TASK STATEMENT: Copy each entry as it stands, leaving nothing out.

— START OF GIVEN RECORDS —

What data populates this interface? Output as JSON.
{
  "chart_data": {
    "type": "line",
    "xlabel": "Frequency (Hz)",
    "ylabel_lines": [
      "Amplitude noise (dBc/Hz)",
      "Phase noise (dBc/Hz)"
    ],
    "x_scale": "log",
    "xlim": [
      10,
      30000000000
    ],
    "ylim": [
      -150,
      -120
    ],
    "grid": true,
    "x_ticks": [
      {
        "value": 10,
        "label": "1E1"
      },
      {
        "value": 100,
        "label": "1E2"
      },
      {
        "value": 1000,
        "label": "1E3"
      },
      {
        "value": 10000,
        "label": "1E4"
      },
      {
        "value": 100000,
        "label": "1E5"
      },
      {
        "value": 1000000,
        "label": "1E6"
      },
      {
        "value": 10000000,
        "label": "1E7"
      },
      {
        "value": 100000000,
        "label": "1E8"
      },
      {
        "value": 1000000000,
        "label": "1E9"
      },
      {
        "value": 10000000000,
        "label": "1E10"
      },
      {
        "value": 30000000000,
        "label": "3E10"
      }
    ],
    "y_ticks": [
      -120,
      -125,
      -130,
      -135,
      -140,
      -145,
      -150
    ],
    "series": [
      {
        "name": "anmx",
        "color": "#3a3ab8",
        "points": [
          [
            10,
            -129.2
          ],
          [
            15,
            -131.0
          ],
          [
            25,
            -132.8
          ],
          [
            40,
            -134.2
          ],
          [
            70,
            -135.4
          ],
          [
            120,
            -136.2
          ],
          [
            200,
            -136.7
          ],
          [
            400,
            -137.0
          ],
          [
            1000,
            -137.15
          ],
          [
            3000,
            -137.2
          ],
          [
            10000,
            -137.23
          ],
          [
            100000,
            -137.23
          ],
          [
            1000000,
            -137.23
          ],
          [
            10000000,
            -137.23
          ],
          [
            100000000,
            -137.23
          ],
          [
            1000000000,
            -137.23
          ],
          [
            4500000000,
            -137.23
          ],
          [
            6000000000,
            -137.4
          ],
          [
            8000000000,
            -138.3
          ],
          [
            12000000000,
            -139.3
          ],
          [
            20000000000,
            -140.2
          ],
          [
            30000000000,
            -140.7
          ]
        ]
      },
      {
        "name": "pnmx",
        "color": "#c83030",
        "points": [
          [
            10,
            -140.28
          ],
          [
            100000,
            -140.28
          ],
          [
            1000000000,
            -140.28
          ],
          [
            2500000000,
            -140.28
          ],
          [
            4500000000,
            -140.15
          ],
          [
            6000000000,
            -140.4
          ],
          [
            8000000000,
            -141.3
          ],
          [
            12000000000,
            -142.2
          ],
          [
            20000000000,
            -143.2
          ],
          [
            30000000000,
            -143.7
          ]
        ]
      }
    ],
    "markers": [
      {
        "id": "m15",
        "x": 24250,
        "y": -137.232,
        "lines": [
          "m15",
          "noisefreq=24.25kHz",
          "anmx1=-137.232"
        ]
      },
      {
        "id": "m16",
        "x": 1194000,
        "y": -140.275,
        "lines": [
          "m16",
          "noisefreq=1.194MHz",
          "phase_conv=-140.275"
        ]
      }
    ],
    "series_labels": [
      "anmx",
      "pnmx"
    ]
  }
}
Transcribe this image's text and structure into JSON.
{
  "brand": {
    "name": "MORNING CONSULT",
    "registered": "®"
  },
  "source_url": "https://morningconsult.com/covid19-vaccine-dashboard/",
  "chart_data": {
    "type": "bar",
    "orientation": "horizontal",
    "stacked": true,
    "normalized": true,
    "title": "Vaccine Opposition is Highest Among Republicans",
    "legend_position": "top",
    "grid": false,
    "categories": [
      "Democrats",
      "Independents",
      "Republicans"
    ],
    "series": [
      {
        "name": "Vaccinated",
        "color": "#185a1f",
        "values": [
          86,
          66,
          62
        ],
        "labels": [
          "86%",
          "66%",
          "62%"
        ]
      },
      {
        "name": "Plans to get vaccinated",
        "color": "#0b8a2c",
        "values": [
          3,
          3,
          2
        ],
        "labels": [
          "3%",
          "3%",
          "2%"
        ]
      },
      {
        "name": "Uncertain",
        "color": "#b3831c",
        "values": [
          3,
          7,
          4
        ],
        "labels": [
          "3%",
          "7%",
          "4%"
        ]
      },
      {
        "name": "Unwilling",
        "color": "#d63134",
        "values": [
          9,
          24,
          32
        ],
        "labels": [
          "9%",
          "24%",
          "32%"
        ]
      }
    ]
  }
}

— END OF GIVEN RECORDS —

TASK RESULT:
What data populates this interface? Output as JSON.
{
  "chart_data": {
    "type": "line",
    "xlabel": "Frequency (Hz)",
    "ylabel_lines": [
      "Amplitude noise (dBc/Hz)",
      "Phase noise (dBc/Hz)"
    ],
    "x_scale": "log",
    "xlim": [
      10,
      30000000000
    ],
    "ylim": [
      -150,
      -120
    ],
    "grid": true,
    "x_ticks": [
      {
        "value": 10,
        "label": "1E1"
      },
      {
        "value": 100,
        "label": "1E2"
      },
      {
        "value": 1000,
        "label": "1E3"
      },
      {
        "value": 10000,
        "label": "1E4"
      },
      {
        "value": 100000,
        "label": "1E5"
      },
      {
        "value": 1000000,
        "label": "1E6"
      },
      {
        "value": 10000000,
        "label": "1E7"
      },
      {
        "value": 100000000,
        "label": "1E8"
      },
      {
        "value": 1000000000,
        "label": "1E9"
      },
      {
        "value": 10000000000,
        "label": "1E10"
      },
      {
        "value": 30000000000,
        "label": "3E10"
      }
    ],
    "y_ticks": [
      -120,
      -125,
      -130,
      -135,
      -140,
      -145,
      -150
    ],
    "series": [
      {
        "name": "anmx",
        "color": "#3a3ab8",
        "points": [
          [
            10,
            -129.2
          ],
          [
            15,
            -131.0
          ],
          [
            25,
            -132.8
          ],
          [
            40,
            -134.2
          ],
          [
            70,
            -135.4
          ],
          [
            120,
            -136.2
          ],
          [
            200,
            -136.7
          ],
          [
            400,
            -137.0
          ],
          [
            1000,
            -137.15
          ],
          [
            3000,
            -137.2
          ],
          [
            10000,
            -137.23
          ],
          [
            100000,
            -137.23
          ],
          [
            1000000,
            -137.23
          ],
          [
            10000000,
            -137.23
          ],
          [
            100000000,
            -137.23
          ],
          [
            1000000000,
            -137.23
          ],
          [
            4500000000,
            -137.23
          ],
          [
            6000000000,
            -137.4
          ],
          [
            8000000000,
            -138.3
          ],
          [
            12000000000,
            -139.3
          ],
          [
            20000000000,
            -140.2
          ],
          [
            30000000000,
            -140.7
          ]
        ]
      },
      {
        "name": "pnmx",
        "color": "#c83030",
        "points": [
          [
            10,
            -140.28
          ],
          [
            100000,
            -140.28
          ],
          [
            1000000000,
            -140.28
          ],
          [
            2500000000,
            -140.28
          ],
          [
            4500000000,
            -140.15
          ],
          [
            6000000000,
            -140.4
          ],
          [
            8000000000,
            -141.3
          ],
          [
            12000000000,
            -142.2
          ],
          [
            20000000000,
            -143.2
          ],
          [
            30000000000,
            -143.7
          ]
        ]
      }
    ],
    "markers": [
      {
        "id": "m15",
        "x": 24250,
        "y": -137.232,
        "lines": [
          "m15",
          "noisefreq=24.25kHz",
          "anmx1=-137.232"
        ]
      },
      {
        "id": "m16",
        "x": 1194000,
        "y": -140.275,
        "lines": [
          "m16",
          "noisefreq=1.194MHz",
          "phase_conv=-140.275"
        ]
      }
    ],
    "series_labels": [
      "anmx",
      "pnmx"
    ]
  }
}
Transcribe this image's text and structure into JSON.
{
  "brand": {
    "name": "MORNING CONSULT",
    "registered": "®"
  },
  "source_url": "https://morningconsult.com/covid19-vaccine-dashboard/",
  "chart_data": {
    "type": "bar",
    "orientation": "horizontal",
    "stacked": true,
    "normalized": true,
    "title": "Vaccine Opposition is Highest Among Republicans",
    "legend_position": "top",
    "grid": false,
    "categories": [
      "Democrats",
      "Independents",
      "Republicans"
    ],
    "series": [
      {
        "name": "Vaccinated",
        "color": "#185a1f",
        "values": [
          86,
          66,
          62
        ],
        "labels": [
          "86%",
          "66%",
          "62%"
        ]
      },
      {
        "name": "Plans to get vaccinated",
        "color": "#0b8a2c",
        "values": [
          3,
          3,
          2
        ],
        "labels": [
          "3%",
          "3%",
          "2%"
        ]
      },
      {
        "name": "Uncertain",
        "color": "#b3831c",
        "values": [
          3,
          7,
          4
        ],
        "labels": [
          "3%",
          "7%",
          "4%"
        ]
      },
      {
        "name": "Unwilling",
        "color": "#d63134",
        "values": [
          9,
          24,
          32
        ],
        "labels": [
          "9%",
          "24%",
          "32%"
        ]
      }
    ]
  }
}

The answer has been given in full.